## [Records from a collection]
start

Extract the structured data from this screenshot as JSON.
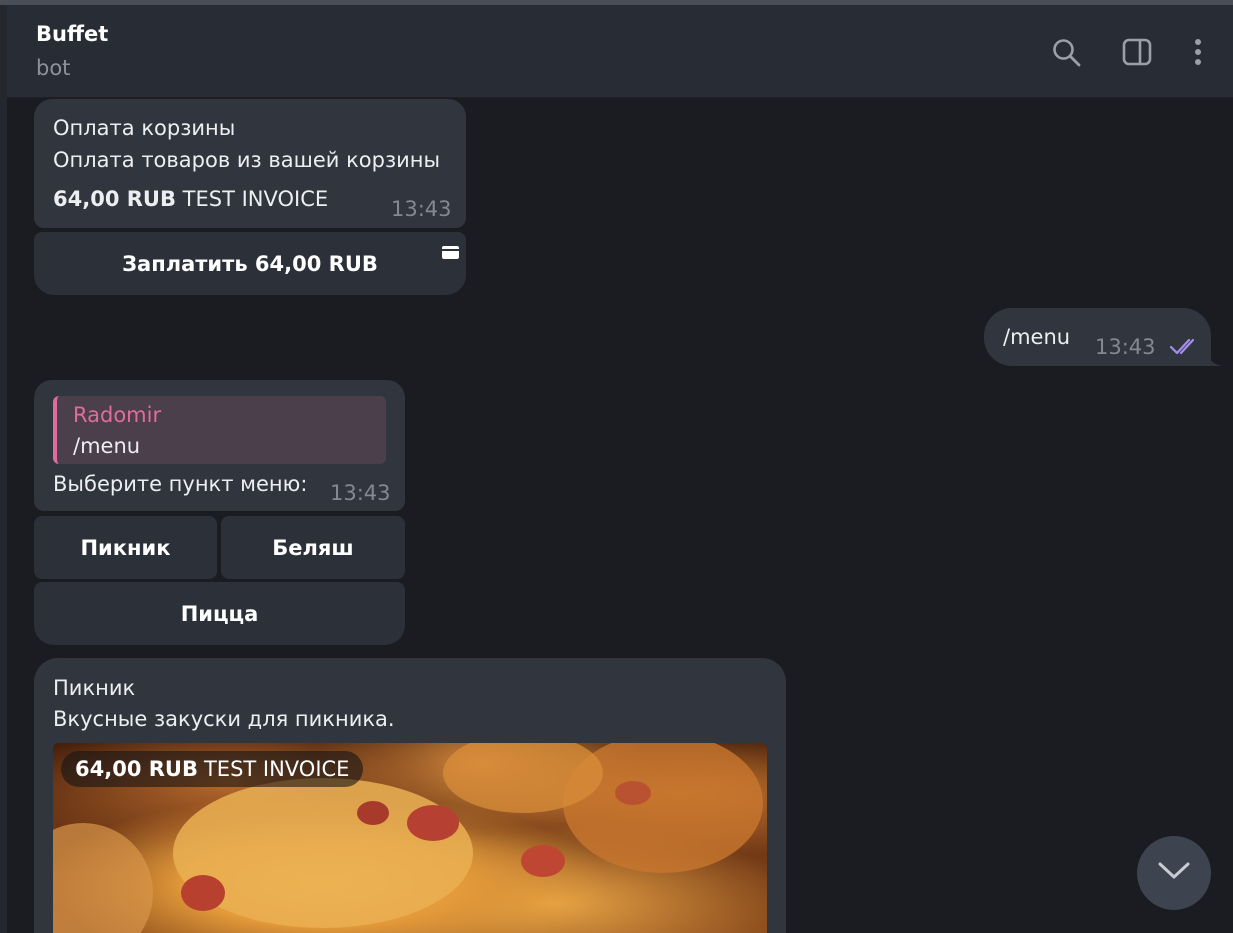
{
  "header": {
    "title": "Buffet",
    "subtitle": "bot",
    "icons": [
      "search-icon",
      "sidebar-toggle-icon",
      "more-vertical-icon"
    ]
  },
  "invoice_cart": {
    "title": "Оплата корзины",
    "description": "Оплата товаров из вашей корзины",
    "amount": "64,00 RUB",
    "invoice_label": "TEST INVOICE",
    "time": "13:43",
    "pay_button": "Заплатить 64,00 RUB"
  },
  "outgoing": {
    "text": "/menu",
    "time": "13:43",
    "status_icon": "double-check-icon"
  },
  "menu_message": {
    "reply_author": "Radomir",
    "reply_text": "/menu",
    "text": "Выберите пункт меню:",
    "time": "13:43",
    "buttons": [
      "Пикник",
      "Беляш",
      "Пицца"
    ]
  },
  "invoice_picnic": {
    "title": "Пикник",
    "description": "Вкусные закуски для пикника.",
    "amount": "64,00 RUB",
    "invoice_label": "TEST INVOICE"
  },
  "colors": {
    "accent": "#a48ef0",
    "reply_author": "#e06c9f",
    "background": "#1a1c21",
    "bubble": "#31353d"
  }
}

end

Repeat the data exactly, dropping every picture it holds.

## [FINISHED TASK]
Extract the structured data from this screenshot as JSON.
{
  "header": {
    "title": "Buffet",
    "subtitle": "bot",
    "icons": [
      "search-icon",
      "sidebar-toggle-icon",
      "more-vertical-icon"
    ]
  },
  "invoice_cart": {
    "title": "Оплата корзины",
    "description": "Оплата товаров из вашей корзины",
    "amount": "64,00 RUB",
    "invoice_label": "TEST INVOICE",
    "time": "13:43",
    "pay_button": "Заплатить 64,00 RUB"
  },
  "outgoing": {
    "text": "/menu",
    "time": "13:43",
    "status_icon": "double-check-icon"
  },
  "menu_message": {
    "reply_author": "Radomir",
    "reply_text": "/menu",
    "text": "Выберите пункт меню:",
    "time": "13:43",
    "buttons": [
      "Пикник",
      "Беляш",
      "Пицца"
    ]
  },
  "invoice_picnic": {
    "title": "Пикник",
    "description": "Вкусные закуски для пикника.",
    "amount": "64,00 RUB",
    "invoice_label": "TEST INVOICE"
  },
  "colors": {
    "accent": "#a48ef0",
    "reply_author": "#e06c9f",
    "background": "#1a1c21",
    "bubble": "#31353d"
  }
}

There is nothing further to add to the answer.